> _YOUR GOAL_: All of the lines below are to be transcribed faithfully, with pictures excluded from the copy.

begin PROVIDED MATERIAL

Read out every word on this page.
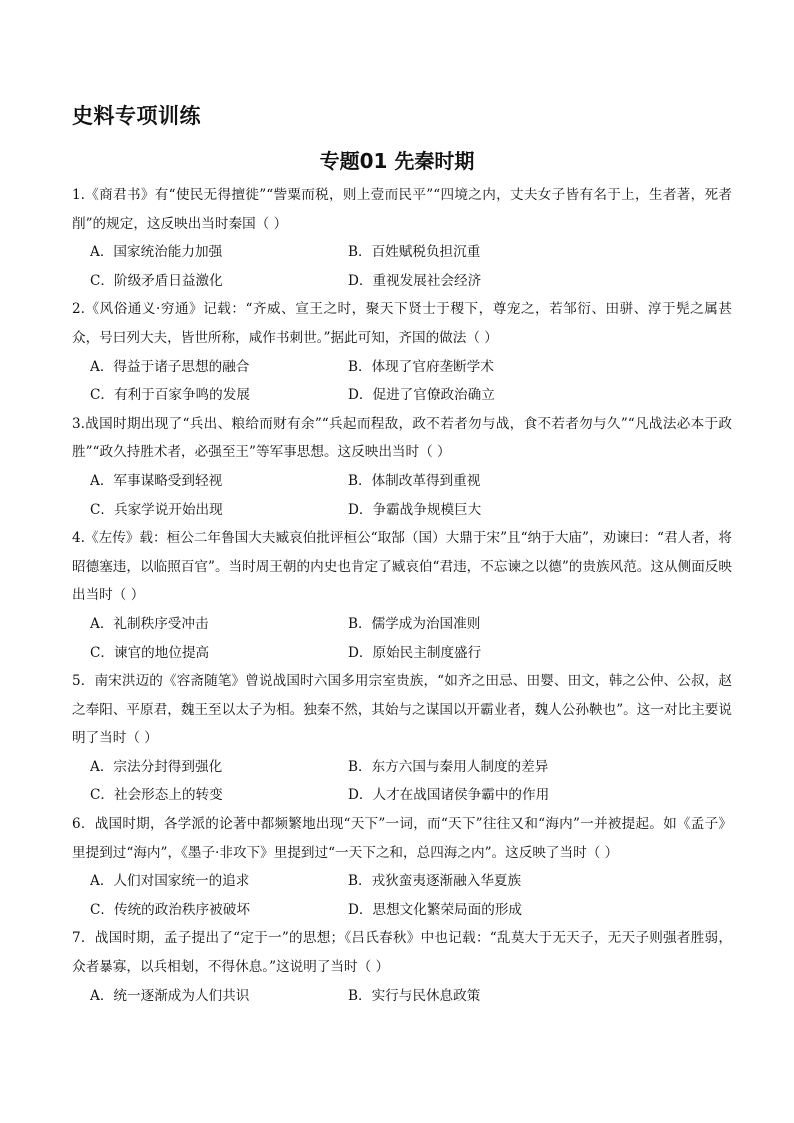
史料专项训练
专题01 先秦时期
1.《商君书》有“使民无得擅徙”“訾粟而税，则上壹而民平”“四境之内，丈夫女子皆有名于上，生者著，死者削”的规定，这反映出当时秦国（ ）
A．国家统治能力加强	B．百姓赋税负担沉重
C．阶级矛盾日益激化	D．重视发展社会经济
2.《风俗通义·穷通》记载：“齐威、宣王之时，聚天下贤士于稷下，尊宠之，若邹衍、田骈、淳于髡之属甚众，号曰列大夫，皆世所称，咸作书刺世。”据此可知，齐国的做法（ ）
A．得益于诸子思想的融合	B．体现了官府垄断学术
C．有利于百家争鸣的发展	D．促进了官僚政治确立
3.战国时期出现了“兵出、粮给而财有余”“兵起而程敌，政不若者勿与战，食不若者勿与久”“凡战法必本于政胜”“政久持胜术者，必强至王”等军事思想。这反映出当时（ ）
A．军事谋略受到轻视	B．体制改革得到重视
C．兵家学说开始出现	D．争霸战争规模巨大
4.《左传》载：桓公二年鲁国大夫臧哀伯批评桓公“取郜（国）大鼎于宋”且“纳于大庙”，劝谏曰：“君人者，将昭德塞违，以临照百官”。当时周王朝的内史也肯定了臧哀伯“君违，不忘谏之以德”的贵族风范。这从侧面反映出当时（ ）
A．礼制秩序受冲击	B．儒学成为治国准则
C．谏官的地位提高	D．原始民主制度盛行
5．南宋洪迈的《容斋随笔》曾说战国时六国多用宗室贵族，“如齐之田忌、田婴、田文，韩之公仲、公叔，赵之奉阳、平原君，魏王至以太子为相。独秦不然，其始与之谋国以开霸业者，魏人公孙鞅也”。这一对比主要说明了当时（ ）
A．宗法分封得到强化	B．东方六国与秦用人制度的差异
C．社会形态上的转变	D．人才在战国诸侯争霸中的作用
6．战国时期，各学派的论著中都频繁地出现“天下”一词，而“天下”往往又和“海内”一并被提起。如《孟子》里提到过“海内”，《墨子·非攻下》里提到过“一天下之和，总四海之内”。这反映了当时（ ）
A．人们对国家统一的追求	B．戎狄蛮夷逐渐融入华夏族
C．传统的政治秩序被破坏	D．思想文化繁荣局面的形成
7．战国时期，孟子提出了“定于一”的思想；《吕氏春秋》中也记载：“乱莫大于无天子，无天子则强者胜弱，众者暴寡，以兵相刬，不得休息。”这说明了当时（ ）
A．统一逐渐成为人们共识	B．实行与民休息政策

end PROVIDED MATERIAL

> _EXERCISE RESULT_:
Read out every word on this page.
史料专项训练
专题01 先秦时期
1.《商君书》有“使民无得擅徙”“訾粟而税，则上壹而民平”“四境之内，丈夫女子皆有名于上，生者著，死者削”的规定，这反映出当时秦国（ ）
A．国家统治能力加强	B．百姓赋税负担沉重
C．阶级矛盾日益激化	D．重视发展社会经济
2.《风俗通义·穷通》记载：“齐威、宣王之时，聚天下贤士于稷下，尊宠之，若邹衍、田骈、淳于髡之属甚众，号曰列大夫，皆世所称，咸作书刺世。”据此可知，齐国的做法（ ）
A．得益于诸子思想的融合	B．体现了官府垄断学术
C．有利于百家争鸣的发展	D．促进了官僚政治确立
3.战国时期出现了“兵出、粮给而财有余”“兵起而程敌，政不若者勿与战，食不若者勿与久”“凡战法必本于政胜”“政久持胜术者，必强至王”等军事思想。这反映出当时（ ）
A．军事谋略受到轻视	B．体制改革得到重视
C．兵家学说开始出现	D．争霸战争规模巨大
4.《左传》载：桓公二年鲁国大夫臧哀伯批评桓公“取郜（国）大鼎于宋”且“纳于大庙”，劝谏曰：“君人者，将昭德塞违，以临照百官”。当时周王朝的内史也肯定了臧哀伯“君违，不忘谏之以德”的贵族风范。这从侧面反映出当时（ ）
A．礼制秩序受冲击	B．儒学成为治国准则
C．谏官的地位提高	D．原始民主制度盛行
5．南宋洪迈的《容斋随笔》曾说战国时六国多用宗室贵族，“如齐之田忌、田婴、田文，韩之公仲、公叔，赵之奉阳、平原君，魏王至以太子为相。独秦不然，其始与之谋国以开霸业者，魏人公孙鞅也”。这一对比主要说明了当时（ ）
A．宗法分封得到强化	B．东方六国与秦用人制度的差异
C．社会形态上的转变	D．人才在战国诸侯争霸中的作用
6．战国时期，各学派的论著中都频繁地出现“天下”一词，而“天下”往往又和“海内”一并被提起。如《孟子》里提到过“海内”，《墨子·非攻下》里提到过“一天下之和，总四海之内”。这反映了当时（ ）
A．人们对国家统一的追求	B．戎狄蛮夷逐渐融入华夏族
C．传统的政治秩序被破坏	D．思想文化繁荣局面的形成
7．战国时期，孟子提出了“定于一”的思想；《吕氏春秋》中也记载：“乱莫大于无天子，无天子则强者胜弱，众者暴寡，以兵相刬，不得休息。”这说明了当时（ ）
A．统一逐渐成为人们共识	B．实行与民休息政策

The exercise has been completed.